» Dataset content:

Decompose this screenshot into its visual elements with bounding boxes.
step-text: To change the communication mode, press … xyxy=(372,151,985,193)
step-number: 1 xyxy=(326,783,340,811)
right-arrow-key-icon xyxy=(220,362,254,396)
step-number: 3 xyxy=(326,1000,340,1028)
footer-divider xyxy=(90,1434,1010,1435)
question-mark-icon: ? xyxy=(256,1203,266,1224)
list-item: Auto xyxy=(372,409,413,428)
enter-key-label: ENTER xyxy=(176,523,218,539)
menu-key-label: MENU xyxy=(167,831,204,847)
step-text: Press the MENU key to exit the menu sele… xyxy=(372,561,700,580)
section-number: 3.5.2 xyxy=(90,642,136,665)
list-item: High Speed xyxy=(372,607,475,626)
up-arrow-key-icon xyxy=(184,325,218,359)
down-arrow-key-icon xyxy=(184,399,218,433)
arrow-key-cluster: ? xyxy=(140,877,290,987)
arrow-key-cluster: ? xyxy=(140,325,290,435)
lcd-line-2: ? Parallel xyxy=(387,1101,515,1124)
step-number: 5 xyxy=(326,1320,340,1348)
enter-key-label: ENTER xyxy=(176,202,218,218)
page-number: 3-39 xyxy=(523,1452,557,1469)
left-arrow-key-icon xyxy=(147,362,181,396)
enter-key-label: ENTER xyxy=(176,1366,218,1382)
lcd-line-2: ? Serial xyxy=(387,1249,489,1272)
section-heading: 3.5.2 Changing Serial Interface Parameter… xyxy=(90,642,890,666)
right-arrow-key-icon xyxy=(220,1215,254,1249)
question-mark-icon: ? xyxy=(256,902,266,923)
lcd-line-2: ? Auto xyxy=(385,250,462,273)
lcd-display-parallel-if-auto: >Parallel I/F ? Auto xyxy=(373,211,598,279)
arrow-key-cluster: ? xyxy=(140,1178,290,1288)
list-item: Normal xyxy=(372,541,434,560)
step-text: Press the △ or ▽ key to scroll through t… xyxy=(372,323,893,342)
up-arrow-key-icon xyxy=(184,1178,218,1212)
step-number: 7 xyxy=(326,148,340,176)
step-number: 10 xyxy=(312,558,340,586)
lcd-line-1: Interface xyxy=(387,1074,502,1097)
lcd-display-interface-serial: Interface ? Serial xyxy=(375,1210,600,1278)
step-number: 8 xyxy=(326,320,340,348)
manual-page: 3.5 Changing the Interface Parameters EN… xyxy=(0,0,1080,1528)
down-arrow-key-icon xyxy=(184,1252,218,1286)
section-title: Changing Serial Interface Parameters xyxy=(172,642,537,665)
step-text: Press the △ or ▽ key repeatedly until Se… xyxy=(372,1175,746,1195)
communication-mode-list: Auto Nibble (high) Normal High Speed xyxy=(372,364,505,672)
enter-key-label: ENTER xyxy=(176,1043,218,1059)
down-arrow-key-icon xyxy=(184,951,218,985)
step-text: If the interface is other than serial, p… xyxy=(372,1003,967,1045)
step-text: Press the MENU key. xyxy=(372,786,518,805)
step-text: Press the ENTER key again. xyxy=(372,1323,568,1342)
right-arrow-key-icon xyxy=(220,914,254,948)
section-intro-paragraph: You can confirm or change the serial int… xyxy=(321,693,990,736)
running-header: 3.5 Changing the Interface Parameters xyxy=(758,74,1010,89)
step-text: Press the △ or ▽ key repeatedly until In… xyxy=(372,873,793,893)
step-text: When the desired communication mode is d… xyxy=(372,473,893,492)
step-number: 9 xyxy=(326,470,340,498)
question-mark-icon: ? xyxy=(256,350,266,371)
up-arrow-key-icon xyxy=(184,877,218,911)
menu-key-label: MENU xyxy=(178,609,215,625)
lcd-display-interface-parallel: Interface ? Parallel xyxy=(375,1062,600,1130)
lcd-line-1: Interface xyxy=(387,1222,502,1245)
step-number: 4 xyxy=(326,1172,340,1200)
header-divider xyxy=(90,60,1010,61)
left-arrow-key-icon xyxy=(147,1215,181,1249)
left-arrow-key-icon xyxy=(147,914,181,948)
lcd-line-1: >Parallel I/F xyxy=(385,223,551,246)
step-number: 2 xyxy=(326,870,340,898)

» Work required:
Copy out the lines of the records above, from the very first one through the line containing "footer-divider xyxy=(90,1434,1010,1435)", with both ends included.

» Solution to this problem:
Decompose this screenshot into its visual elements with bounding boxes.
step-text: To change the communication mode, press … xyxy=(372,151,985,193)
step-number: 1 xyxy=(326,783,340,811)
right-arrow-key-icon xyxy=(220,362,254,396)
step-number: 3 xyxy=(326,1000,340,1028)
footer-divider xyxy=(90,1434,1010,1435)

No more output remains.